● **Requirement**
Each entry needs to be restated exactly as written.

● **Provided material**

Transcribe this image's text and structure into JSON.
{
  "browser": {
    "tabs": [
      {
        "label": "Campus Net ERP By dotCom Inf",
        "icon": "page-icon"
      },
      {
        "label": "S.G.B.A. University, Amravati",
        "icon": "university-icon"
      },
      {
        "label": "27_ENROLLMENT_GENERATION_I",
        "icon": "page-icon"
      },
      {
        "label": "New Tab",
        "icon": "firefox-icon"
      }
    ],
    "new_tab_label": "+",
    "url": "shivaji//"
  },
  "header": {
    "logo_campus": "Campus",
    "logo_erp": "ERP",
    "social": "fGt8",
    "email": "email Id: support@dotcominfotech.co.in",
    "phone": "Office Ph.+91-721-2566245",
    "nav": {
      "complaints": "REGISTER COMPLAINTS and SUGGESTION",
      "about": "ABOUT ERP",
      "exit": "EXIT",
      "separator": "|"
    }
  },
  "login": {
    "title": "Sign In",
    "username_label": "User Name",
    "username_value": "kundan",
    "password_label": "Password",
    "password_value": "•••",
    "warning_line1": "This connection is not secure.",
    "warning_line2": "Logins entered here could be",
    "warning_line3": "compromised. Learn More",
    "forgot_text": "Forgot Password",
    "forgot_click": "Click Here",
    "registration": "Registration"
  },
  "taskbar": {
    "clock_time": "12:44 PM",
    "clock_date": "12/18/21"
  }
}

● **Problem solution**
Transcribe this image's text and structure into JSON.
{
  "browser": {
    "tabs": [
      {
        "label": "Campus Net ERP By dotCom Inf",
        "icon": "page-icon"
      },
      {
        "label": "S.G.B.A. University, Amravati",
        "icon": "university-icon"
      },
      {
        "label": "27_ENROLLMENT_GENERATION_I",
        "icon": "page-icon"
      },
      {
        "label": "New Tab",
        "icon": "firefox-icon"
      }
    ],
    "new_tab_label": "+",
    "url": "shivaji//"
  },
  "header": {
    "logo_campus": "Campus",
    "logo_erp": "ERP",
    "social": "fGt8",
    "email": "email Id: support@dotcominfotech.co.in",
    "phone": "Office Ph.+91-721-2566245",
    "nav": {
      "complaints": "REGISTER COMPLAINTS and SUGGESTION",
      "about": "ABOUT ERP",
      "exit": "EXIT",
      "separator": "|"
    }
  },
  "login": {
    "title": "Sign In",
    "username_label": "User Name",
    "username_value": "kundan",
    "password_label": "Password",
    "password_value": "•••",
    "warning_line1": "This connection is not secure.",
    "warning_line2": "Logins entered here could be",
    "warning_line3": "compromised. Learn More",
    "forgot_text": "Forgot Password",
    "forgot_click": "Click Here",
    "registration": "Registration"
  },
  "taskbar": {
    "clock_time": "12:44 PM",
    "clock_date": "12/18/21"
  }
}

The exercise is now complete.